本文:
2017年8月14日月曜日

母のミトン 


昔々、まだ私が小学生だったころのこと。

冬の朝、私は家の外で妹たちを待っている…。


まだまだ本格的な冬の寒さではなかったものの、
寒さで手が凍りそうでした。

引き戸は開いているのですが、
母は家の中にいて、
急にかぎ針編みを始めたのです。

母が編み物をする姿というのは、
それまで一度も見たことがなかったので、
一体何を始めるのだろうかと、
子ども心に驚いたし、とても不思議でした。

水色の、とても太い毛糸だったのを覚えていますが、
そんな色の毛糸がなぜ、家にあったのかも不思議です。


母は私のことなどお構い無しに、
ザクザクと編み、
みるみるうちに、
手袋が出来上がりました。

あれは松編みだったのでしょう。

大きさを確認したら、
母はもう片方をもっと早く編み上げました。

登校前に妹たちが身支度をする間、
ほんのいっとき、15分ばかりのことです。



父の仕事を手伝って忙しく、
家のことは全て祖母任せだのに、
ふと急に、私の手袋を編み上げる母は、
超人のようだと思ったのでした。


子どもの手だから、
サイズだって小さくて、
手袋くらいすぐに編めるのかもしれません。

作業内容:
(A) 本文の「母が編み物をする姿というのは、」から「手袋が出来上がりました。」までをすべて、そのまま返すこと。
(B) 本文をもとに、次の問いに答えよ。
(i) 母が編むのに使った毛糸は何色だったか。
(ii) 手袋が編み上がるまでは、どのくらいの時間だったか。
(iii) 家のことは誰に任されていたか。
(C) 次の各文が本文と合っているかどうかを、はいかいいえで答え、決め手となる本文の言葉をそのまま引用せよ。
(i) 母はそれまでにも編み物をよくしていた。
(ii) 使われた毛糸はとても太いものだった。
(iii) その朝はすでに本格的な冬の寒さだった。

データセットに含まれるレコード
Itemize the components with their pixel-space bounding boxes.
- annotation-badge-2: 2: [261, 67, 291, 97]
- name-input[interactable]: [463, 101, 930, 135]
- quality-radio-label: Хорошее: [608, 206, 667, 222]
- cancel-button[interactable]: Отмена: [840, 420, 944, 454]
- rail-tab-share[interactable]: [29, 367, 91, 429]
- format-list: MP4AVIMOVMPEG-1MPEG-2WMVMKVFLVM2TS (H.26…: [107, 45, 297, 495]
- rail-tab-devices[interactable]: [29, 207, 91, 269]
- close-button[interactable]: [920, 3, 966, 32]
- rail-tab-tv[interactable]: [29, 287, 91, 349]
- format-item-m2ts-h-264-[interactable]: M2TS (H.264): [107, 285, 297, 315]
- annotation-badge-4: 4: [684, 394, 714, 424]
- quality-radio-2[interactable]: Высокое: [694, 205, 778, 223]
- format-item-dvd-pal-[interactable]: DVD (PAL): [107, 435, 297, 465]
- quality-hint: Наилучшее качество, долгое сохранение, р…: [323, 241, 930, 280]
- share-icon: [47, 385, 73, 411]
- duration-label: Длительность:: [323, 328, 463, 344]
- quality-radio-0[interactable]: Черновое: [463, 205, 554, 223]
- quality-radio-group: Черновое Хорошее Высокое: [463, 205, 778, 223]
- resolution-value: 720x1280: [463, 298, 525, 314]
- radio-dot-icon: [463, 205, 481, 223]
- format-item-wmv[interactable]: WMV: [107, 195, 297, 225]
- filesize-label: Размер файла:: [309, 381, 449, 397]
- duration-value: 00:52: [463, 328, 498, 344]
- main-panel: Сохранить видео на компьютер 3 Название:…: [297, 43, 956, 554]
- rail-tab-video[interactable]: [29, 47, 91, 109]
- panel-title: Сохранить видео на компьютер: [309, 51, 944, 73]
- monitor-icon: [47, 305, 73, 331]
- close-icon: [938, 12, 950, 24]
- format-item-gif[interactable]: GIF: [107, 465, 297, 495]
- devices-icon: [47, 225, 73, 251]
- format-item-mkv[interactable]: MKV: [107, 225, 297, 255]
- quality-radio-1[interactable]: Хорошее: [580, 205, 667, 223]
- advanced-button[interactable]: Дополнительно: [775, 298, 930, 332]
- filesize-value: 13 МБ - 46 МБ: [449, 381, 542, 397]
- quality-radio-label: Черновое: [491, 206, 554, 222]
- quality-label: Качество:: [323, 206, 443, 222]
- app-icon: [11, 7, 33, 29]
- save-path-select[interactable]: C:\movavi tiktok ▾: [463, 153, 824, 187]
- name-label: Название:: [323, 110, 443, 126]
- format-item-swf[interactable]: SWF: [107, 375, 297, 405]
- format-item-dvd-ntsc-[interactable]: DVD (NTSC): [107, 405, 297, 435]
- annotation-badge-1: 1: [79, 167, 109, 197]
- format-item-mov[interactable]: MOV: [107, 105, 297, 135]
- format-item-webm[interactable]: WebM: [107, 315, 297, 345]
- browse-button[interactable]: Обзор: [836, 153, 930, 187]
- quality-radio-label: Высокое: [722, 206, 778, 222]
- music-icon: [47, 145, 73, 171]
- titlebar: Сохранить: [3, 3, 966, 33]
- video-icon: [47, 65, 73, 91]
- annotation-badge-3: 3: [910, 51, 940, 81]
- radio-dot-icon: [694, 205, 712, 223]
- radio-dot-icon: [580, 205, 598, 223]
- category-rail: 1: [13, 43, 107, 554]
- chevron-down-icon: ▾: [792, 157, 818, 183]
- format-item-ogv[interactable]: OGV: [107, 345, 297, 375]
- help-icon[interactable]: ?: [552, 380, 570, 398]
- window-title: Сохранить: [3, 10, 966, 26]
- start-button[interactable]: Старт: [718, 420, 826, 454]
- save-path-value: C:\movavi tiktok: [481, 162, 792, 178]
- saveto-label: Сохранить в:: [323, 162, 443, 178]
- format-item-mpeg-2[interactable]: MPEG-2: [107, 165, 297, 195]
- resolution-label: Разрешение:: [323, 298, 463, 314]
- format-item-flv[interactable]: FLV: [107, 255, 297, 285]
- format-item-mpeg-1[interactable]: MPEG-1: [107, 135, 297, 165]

記述回答:
(A)
母が編み物をする姿というのは、
それまで一度も見たことがなかったので、
一体何を始めるのだろうかと、
子ども心に驚いたし、とても不思議でした。

水色の、とても太い毛糸だったのを覚えていますが、
そんな色の毛糸がなぜ、家にあったのかも不思議です。


母は私のことなどお構い無しに、
ザクザクと編み、
みるみるうちに、
手袋が出来上がりました。

(B)
(i) 水色
(ii) 15分ばかり
(iii) 祖母

(C)
(i) いいえ。「それまで一度も見たことがなかった」
(ii) はい。「とても太い毛糸だった」
(iii) いいえ。「まだまだ本格的な冬の寒さではなかった」